#### Directions
Identify the lines in the data below that contain "color" and give only how many there are.

-.-.-

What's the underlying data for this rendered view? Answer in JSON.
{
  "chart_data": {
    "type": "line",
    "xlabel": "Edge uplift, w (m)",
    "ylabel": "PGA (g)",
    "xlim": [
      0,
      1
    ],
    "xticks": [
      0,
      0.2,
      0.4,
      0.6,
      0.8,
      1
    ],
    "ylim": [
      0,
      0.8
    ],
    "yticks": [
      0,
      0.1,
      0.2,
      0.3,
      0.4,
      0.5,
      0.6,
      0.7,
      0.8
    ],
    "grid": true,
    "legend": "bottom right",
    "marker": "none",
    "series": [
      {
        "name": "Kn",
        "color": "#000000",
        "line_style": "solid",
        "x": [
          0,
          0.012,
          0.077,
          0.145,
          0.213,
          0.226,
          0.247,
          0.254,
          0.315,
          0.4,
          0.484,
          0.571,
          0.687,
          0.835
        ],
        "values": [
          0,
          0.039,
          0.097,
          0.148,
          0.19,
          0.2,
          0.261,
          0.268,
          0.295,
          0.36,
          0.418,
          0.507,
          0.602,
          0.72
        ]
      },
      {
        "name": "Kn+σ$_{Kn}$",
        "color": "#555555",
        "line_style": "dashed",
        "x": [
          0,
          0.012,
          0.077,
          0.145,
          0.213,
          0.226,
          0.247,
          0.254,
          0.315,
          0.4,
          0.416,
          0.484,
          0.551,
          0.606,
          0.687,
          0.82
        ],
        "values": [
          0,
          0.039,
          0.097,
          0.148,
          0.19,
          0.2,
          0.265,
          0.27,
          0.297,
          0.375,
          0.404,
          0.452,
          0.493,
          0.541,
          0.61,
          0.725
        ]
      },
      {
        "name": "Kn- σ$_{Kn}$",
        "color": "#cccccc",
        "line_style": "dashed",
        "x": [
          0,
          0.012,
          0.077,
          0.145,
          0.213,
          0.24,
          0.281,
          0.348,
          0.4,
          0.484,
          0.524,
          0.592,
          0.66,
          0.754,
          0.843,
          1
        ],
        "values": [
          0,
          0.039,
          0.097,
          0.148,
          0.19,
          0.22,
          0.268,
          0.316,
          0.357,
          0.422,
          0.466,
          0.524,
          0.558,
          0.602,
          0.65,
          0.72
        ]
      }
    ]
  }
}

-.-.-

#### Task output
3